Problem description. Copy down all of the data underneath, exactly as shown.

Stored data entries.
☆ ☆ ☆

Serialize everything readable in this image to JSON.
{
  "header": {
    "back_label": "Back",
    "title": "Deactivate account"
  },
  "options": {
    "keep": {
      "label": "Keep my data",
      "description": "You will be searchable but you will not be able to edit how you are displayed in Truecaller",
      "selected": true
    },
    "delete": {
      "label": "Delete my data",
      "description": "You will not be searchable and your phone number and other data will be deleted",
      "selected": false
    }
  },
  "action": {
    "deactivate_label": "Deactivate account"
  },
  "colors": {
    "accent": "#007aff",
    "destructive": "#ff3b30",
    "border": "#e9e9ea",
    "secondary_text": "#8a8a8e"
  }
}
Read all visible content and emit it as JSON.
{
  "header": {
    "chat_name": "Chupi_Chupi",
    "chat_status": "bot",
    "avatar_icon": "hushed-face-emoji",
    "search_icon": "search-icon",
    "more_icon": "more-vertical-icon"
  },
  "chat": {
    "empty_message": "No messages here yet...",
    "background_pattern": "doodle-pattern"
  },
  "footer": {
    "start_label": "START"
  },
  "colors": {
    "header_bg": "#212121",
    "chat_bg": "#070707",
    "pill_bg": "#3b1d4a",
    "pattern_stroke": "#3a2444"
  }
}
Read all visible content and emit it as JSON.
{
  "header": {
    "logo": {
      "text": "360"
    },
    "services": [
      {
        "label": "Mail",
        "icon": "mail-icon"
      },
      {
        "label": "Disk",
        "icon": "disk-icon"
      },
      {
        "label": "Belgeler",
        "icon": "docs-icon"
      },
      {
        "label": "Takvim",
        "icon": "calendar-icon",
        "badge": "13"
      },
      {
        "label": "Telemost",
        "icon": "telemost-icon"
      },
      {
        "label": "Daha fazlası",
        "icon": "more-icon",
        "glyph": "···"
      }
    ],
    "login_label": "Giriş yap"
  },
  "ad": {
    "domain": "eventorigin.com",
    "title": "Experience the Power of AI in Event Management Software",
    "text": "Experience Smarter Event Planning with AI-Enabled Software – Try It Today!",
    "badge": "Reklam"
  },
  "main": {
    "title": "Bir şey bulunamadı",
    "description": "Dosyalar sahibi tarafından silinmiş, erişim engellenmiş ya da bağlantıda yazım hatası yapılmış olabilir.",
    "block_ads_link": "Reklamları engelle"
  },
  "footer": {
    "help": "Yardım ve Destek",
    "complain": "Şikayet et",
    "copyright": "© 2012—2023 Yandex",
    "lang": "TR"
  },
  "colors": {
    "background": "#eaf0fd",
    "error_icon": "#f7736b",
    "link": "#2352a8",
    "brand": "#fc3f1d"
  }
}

☆ ☆ ☆

Full answer.
Serialize everything readable in this image to JSON.
{
  "header": {
    "back_label": "Back",
    "title": "Deactivate account"
  },
  "options": {
    "keep": {
      "label": "Keep my data",
      "description": "You will be searchable but you will not be able to edit how you are displayed in Truecaller",
      "selected": true
    },
    "delete": {
      "label": "Delete my data",
      "description": "You will not be searchable and your phone number and other data will be deleted",
      "selected": false
    }
  },
  "action": {
    "deactivate_label": "Deactivate account"
  },
  "colors": {
    "accent": "#007aff",
    "destructive": "#ff3b30",
    "border": "#e9e9ea",
    "secondary_text": "#8a8a8e"
  }
}
Read all visible content and emit it as JSON.
{
  "header": {
    "chat_name": "Chupi_Chupi",
    "chat_status": "bot",
    "avatar_icon": "hushed-face-emoji",
    "search_icon": "search-icon",
    "more_icon": "more-vertical-icon"
  },
  "chat": {
    "empty_message": "No messages here yet...",
    "background_pattern": "doodle-pattern"
  },
  "footer": {
    "start_label": "START"
  },
  "colors": {
    "header_bg": "#212121",
    "chat_bg": "#070707",
    "pill_bg": "#3b1d4a",
    "pattern_stroke": "#3a2444"
  }
}
Read all visible content and emit it as JSON.
{
  "header": {
    "logo": {
      "text": "360"
    },
    "services": [
      {
        "label": "Mail",
        "icon": "mail-icon"
      },
      {
        "label": "Disk",
        "icon": "disk-icon"
      },
      {
        "label": "Belgeler",
        "icon": "docs-icon"
      },
      {
        "label": "Takvim",
        "icon": "calendar-icon",
        "badge": "13"
      },
      {
        "label": "Telemost",
        "icon": "telemost-icon"
      },
      {
        "label": "Daha fazlası",
        "icon": "more-icon",
        "glyph": "···"
      }
    ],
    "login_label": "Giriş yap"
  },
  "ad": {
    "domain": "eventorigin.com",
    "title": "Experience the Power of AI in Event Management Software",
    "text": "Experience Smarter Event Planning with AI-Enabled Software – Try It Today!",
    "badge": "Reklam"
  },
  "main": {
    "title": "Bir şey bulunamadı",
    "description": "Dosyalar sahibi tarafından silinmiş, erişim engellenmiş ya da bağlantıda yazım hatası yapılmış olabilir.",
    "block_ads_link": "Reklamları engelle"
  },
  "footer": {
    "help": "Yardım ve Destek",
    "complain": "Şikayet et",
    "copyright": "© 2012—2023 Yandex",
    "lang": "TR"
  },
  "colors": {
    "background": "#eaf0fd",
    "error_icon": "#f7736b",
    "link": "#2352a8",
    "brand": "#fc3f1d"
  }
}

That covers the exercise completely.